>> start Information given

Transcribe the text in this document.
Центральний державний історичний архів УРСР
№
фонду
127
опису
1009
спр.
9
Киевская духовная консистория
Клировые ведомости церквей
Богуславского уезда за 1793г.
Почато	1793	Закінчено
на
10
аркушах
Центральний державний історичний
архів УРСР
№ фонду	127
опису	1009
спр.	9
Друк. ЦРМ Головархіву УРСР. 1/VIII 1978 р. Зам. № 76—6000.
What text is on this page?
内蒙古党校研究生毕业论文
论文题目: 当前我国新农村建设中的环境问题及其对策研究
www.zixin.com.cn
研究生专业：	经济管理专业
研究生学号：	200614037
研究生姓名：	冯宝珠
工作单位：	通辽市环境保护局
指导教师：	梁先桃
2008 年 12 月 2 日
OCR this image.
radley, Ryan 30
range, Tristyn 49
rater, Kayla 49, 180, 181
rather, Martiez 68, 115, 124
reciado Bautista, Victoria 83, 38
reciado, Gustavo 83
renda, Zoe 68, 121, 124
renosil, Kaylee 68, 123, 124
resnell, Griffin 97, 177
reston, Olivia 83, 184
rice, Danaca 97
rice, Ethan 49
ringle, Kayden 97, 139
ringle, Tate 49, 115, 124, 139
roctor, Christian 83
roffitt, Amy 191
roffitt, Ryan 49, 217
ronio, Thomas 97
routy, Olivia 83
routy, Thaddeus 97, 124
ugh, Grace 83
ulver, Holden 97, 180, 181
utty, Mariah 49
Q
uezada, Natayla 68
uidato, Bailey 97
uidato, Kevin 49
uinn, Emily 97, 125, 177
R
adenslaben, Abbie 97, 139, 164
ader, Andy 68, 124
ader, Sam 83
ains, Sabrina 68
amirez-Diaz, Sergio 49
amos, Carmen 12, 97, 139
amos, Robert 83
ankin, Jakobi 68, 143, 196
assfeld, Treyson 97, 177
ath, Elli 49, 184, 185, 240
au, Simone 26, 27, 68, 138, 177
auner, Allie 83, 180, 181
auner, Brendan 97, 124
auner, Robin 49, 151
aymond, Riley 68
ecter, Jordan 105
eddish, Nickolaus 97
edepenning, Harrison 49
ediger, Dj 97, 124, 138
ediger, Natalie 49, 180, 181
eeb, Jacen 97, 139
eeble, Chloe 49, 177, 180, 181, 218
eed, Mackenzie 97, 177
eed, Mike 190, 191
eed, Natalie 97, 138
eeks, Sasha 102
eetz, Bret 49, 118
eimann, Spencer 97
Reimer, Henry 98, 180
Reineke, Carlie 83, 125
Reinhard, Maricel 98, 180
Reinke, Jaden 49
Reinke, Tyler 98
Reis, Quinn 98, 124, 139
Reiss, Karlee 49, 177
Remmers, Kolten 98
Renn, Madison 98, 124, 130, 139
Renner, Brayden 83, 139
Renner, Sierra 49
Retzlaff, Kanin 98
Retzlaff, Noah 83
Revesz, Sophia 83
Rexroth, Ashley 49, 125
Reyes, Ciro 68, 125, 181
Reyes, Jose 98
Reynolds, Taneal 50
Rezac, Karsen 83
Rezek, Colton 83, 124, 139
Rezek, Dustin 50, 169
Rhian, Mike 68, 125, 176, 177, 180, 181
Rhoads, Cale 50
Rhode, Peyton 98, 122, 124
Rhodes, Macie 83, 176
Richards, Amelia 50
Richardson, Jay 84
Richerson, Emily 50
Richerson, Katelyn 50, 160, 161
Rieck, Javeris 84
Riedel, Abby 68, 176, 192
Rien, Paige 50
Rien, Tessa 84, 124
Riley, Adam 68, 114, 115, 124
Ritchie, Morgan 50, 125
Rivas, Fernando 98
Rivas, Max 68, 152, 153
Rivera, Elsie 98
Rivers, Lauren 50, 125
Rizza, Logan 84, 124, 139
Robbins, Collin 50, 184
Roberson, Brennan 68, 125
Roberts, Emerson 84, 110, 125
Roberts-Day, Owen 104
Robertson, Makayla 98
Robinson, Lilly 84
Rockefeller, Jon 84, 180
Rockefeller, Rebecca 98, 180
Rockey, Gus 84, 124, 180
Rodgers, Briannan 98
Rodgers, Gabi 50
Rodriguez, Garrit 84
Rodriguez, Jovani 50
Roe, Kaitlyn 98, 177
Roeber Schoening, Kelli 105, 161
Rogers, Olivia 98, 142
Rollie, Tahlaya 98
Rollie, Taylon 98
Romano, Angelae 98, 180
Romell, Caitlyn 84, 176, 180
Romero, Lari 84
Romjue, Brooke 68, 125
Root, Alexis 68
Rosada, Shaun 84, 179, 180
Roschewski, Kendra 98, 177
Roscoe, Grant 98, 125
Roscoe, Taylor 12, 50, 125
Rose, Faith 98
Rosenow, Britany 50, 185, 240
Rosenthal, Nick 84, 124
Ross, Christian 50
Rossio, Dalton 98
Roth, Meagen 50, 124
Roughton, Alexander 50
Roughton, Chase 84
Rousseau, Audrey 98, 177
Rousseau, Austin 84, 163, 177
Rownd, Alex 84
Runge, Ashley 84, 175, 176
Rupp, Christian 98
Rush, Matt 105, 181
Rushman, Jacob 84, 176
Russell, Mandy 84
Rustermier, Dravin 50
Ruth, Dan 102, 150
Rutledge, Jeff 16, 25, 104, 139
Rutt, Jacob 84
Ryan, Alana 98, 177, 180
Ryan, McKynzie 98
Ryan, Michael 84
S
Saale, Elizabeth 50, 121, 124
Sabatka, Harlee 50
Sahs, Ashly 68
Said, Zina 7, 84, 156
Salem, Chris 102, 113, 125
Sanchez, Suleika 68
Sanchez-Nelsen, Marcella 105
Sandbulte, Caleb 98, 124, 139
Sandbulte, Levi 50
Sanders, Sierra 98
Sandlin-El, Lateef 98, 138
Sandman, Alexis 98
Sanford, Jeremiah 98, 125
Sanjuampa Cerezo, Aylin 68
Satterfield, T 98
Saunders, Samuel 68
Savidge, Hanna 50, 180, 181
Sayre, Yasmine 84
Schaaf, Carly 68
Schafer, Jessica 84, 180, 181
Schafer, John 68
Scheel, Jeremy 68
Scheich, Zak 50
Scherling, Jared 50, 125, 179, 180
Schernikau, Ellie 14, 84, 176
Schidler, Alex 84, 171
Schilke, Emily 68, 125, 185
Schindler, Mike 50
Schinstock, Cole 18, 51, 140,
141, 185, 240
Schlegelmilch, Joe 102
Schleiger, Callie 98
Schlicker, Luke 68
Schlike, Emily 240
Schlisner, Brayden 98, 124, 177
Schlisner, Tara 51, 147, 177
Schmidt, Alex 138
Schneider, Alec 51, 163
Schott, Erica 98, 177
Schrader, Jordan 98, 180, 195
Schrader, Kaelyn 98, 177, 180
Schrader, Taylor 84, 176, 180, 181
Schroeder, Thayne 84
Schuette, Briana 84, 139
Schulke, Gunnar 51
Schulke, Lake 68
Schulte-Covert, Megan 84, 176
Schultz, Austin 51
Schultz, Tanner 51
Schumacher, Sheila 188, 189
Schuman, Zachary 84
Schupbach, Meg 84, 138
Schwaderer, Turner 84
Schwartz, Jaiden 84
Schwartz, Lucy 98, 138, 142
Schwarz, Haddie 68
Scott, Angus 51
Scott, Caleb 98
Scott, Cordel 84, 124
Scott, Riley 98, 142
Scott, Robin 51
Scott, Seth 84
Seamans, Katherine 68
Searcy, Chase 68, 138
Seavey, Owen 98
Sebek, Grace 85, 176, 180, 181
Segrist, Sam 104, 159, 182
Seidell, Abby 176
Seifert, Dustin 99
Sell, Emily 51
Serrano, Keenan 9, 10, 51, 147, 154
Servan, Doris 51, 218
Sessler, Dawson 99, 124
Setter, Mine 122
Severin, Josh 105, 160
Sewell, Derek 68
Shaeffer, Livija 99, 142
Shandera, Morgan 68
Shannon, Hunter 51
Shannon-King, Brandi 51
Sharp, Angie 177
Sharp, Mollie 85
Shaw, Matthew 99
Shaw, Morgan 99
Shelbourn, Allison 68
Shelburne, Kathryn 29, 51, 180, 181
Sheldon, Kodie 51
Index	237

>> end Information given

* [Problem statement]:
Tell how many lines in the material above include the word "історичний", giving the number only.

* [Full output]:
2